TASK REQUIREMENTS
Leave out the pictures and repeat the data exactly.

Entries with figure data
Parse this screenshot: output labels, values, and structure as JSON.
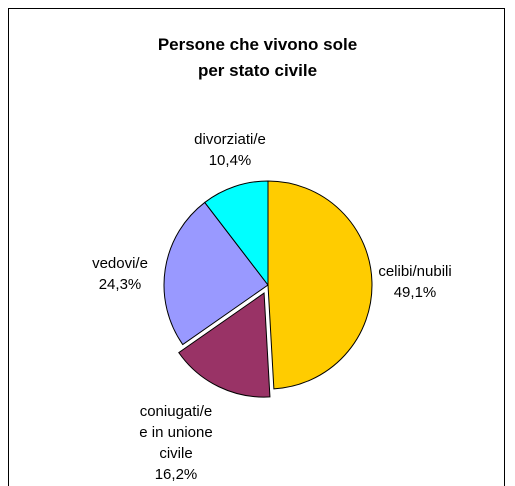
{
  "chart_data": {
    "type": "pie",
    "title_lines": [
      "Persone che vivono sole",
      "per stato civile"
    ],
    "slices": [
      {
        "label_lines": [
          "celibi/nubili",
          "49,1%"
        ],
        "value": 49.1,
        "color": "#FFCC00",
        "exploded": false
      },
      {
        "label_lines": [
          "coniugati/e",
          "e in unione",
          "civile",
          "16,2%"
        ],
        "value": 16.2,
        "color": "#993366",
        "exploded": true
      },
      {
        "label_lines": [
          "vedovi/e",
          "24,3%"
        ],
        "value": 24.3,
        "color": "#9999FF",
        "exploded": false
      },
      {
        "label_lines": [
          "divorziati/e",
          "10,4%"
        ],
        "value": 10.4,
        "color": "#00FFFF",
        "exploded": false
      }
    ]
  }
}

WRITTEN SOLUTION
Parse this screenshot: output labels, values, and structure as JSON.
{
  "chart_data": {
    "type": "pie",
    "title_lines": [
      "Persone che vivono sole",
      "per stato civile"
    ],
    "slices": [
      {
        "label_lines": [
          "celibi/nubili",
          "49,1%"
        ],
        "value": 49.1,
        "color": "#FFCC00",
        "exploded": false
      },
      {
        "label_lines": [
          "coniugati/e",
          "e in unione",
          "civile",
          "16,2%"
        ],
        "value": 16.2,
        "color": "#993366",
        "exploded": true
      },
      {
        "label_lines": [
          "vedovi/e",
          "24,3%"
        ],
        "value": 24.3,
        "color": "#9999FF",
        "exploded": false
      },
      {
        "label_lines": [
          "divorziati/e",
          "10,4%"
        ],
        "value": 10.4,
        "color": "#00FFFF",
        "exploded": false
      }
    ]
  }
}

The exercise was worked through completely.